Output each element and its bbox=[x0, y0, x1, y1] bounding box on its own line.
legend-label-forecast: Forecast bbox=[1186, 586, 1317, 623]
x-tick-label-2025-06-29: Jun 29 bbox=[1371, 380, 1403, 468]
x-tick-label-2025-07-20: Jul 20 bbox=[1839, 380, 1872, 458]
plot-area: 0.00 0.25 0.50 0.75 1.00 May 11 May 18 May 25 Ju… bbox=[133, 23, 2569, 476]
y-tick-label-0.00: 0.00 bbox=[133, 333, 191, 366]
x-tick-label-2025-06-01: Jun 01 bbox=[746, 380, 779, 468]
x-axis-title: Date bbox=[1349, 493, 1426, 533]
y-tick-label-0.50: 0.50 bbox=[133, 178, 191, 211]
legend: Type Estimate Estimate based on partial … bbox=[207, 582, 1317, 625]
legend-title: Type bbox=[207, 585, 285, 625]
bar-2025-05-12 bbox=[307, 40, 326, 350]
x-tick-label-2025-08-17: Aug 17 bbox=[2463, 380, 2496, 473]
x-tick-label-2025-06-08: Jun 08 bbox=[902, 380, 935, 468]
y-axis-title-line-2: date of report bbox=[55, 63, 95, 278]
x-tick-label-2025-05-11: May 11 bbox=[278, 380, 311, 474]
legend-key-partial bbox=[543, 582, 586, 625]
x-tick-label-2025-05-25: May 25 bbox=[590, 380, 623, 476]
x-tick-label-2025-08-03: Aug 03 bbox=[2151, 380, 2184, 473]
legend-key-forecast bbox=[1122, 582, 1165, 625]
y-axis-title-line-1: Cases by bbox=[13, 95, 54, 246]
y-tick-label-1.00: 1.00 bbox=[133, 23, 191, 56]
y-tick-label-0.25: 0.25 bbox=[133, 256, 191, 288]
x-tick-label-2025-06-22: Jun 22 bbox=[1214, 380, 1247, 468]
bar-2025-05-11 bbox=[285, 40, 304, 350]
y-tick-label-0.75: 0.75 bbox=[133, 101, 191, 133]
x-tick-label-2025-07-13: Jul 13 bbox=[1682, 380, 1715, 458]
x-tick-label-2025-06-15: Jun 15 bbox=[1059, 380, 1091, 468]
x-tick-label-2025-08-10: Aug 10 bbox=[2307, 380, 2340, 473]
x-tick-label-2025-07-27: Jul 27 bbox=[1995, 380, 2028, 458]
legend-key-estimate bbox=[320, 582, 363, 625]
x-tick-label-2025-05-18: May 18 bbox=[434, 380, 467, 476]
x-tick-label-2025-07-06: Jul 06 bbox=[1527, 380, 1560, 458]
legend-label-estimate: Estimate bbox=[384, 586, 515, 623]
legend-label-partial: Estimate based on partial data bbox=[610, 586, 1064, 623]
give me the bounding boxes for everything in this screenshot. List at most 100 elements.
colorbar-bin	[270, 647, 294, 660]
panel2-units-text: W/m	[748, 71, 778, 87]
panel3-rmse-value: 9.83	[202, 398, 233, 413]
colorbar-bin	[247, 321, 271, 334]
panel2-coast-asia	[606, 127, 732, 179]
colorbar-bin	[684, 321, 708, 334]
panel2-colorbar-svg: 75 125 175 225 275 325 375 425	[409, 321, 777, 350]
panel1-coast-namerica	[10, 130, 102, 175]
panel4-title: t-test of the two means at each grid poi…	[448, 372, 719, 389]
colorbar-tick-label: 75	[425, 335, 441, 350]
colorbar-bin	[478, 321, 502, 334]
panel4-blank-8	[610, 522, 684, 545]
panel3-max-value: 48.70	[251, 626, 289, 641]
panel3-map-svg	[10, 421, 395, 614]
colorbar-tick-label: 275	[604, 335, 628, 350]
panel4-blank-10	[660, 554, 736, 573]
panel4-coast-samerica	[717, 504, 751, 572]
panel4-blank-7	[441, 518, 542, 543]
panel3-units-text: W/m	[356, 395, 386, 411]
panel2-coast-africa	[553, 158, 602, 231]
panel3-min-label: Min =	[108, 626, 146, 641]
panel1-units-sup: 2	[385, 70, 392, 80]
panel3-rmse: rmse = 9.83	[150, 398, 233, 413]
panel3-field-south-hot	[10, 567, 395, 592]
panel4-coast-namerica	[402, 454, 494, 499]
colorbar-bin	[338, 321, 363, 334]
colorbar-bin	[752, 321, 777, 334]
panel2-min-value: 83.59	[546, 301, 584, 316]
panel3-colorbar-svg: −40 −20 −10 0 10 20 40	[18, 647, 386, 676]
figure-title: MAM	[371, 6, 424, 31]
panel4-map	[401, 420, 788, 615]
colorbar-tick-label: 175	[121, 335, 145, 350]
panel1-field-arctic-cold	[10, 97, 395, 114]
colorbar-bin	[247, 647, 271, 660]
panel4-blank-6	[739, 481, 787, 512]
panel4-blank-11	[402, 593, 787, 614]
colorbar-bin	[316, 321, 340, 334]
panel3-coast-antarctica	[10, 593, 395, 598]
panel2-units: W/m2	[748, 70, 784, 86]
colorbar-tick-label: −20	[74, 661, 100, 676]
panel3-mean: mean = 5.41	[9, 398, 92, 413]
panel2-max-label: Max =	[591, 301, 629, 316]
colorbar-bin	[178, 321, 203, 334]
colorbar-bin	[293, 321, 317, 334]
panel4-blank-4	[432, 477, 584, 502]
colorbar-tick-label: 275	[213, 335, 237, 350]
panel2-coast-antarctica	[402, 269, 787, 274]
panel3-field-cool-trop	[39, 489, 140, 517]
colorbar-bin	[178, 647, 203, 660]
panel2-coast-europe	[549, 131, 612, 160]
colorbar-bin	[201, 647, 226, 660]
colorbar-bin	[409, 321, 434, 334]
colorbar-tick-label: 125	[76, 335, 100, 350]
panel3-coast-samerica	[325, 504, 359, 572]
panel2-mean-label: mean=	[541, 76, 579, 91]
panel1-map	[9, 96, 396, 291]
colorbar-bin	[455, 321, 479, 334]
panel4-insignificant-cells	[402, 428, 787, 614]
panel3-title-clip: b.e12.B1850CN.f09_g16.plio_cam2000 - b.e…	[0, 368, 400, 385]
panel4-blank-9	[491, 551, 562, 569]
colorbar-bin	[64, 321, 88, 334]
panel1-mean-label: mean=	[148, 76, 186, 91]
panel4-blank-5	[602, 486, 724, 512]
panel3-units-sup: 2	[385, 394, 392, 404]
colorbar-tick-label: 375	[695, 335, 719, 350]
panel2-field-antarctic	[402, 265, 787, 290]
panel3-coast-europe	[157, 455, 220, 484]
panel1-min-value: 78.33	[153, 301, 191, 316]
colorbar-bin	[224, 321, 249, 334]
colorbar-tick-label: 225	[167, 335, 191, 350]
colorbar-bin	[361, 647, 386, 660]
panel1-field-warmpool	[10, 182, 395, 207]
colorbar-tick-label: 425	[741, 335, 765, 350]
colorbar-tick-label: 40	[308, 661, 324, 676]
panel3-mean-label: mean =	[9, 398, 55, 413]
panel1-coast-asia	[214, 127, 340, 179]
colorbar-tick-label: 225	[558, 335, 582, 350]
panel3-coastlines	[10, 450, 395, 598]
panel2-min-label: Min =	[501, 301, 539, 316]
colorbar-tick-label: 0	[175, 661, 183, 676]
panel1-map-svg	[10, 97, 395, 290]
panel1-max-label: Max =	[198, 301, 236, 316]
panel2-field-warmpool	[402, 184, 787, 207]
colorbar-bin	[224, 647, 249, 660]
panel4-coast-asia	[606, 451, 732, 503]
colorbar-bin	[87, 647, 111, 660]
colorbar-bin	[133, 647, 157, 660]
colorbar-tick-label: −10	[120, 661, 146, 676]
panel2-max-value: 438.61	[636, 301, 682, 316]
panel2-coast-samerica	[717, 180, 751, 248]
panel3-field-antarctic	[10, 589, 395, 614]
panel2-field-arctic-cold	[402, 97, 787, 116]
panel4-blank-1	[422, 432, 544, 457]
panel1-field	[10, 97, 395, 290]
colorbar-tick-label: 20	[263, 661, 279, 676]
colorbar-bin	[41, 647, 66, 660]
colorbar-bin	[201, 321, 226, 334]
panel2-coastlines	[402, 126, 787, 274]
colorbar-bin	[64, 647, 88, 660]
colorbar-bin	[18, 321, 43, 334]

§

> _PROBLEM DESCRIPTION_:
Reproduce the records verbatim from their first line through the line containing "x-tick-label-2025-06-08: Jun 08", including both of those lines.

> _RESULT OF THIS EXERCISE_:
Output each element and its bbox=[x0, y0, x1, y1] bounding box on its own line.
legend-label-forecast: Forecast bbox=[1186, 586, 1317, 623]
x-tick-label-2025-06-29: Jun 29 bbox=[1371, 380, 1403, 468]
x-tick-label-2025-07-20: Jul 20 bbox=[1839, 380, 1872, 458]
plot-area: 0.00 0.25 0.50 0.75 1.00 May 11 May 18 May 25 Ju… bbox=[133, 23, 2569, 476]
y-tick-label-0.00: 0.00 bbox=[133, 333, 191, 366]
x-tick-label-2025-06-01: Jun 01 bbox=[746, 380, 779, 468]
x-axis-title: Date bbox=[1349, 493, 1426, 533]
y-tick-label-0.50: 0.50 bbox=[133, 178, 191, 211]
legend: Type Estimate Estimate based on partial … bbox=[207, 582, 1317, 625]
legend-title: Type bbox=[207, 585, 285, 625]
bar-2025-05-12 bbox=[307, 40, 326, 350]
x-tick-label-2025-08-17: Aug 17 bbox=[2463, 380, 2496, 473]
x-tick-label-2025-06-08: Jun 08 bbox=[902, 380, 935, 468]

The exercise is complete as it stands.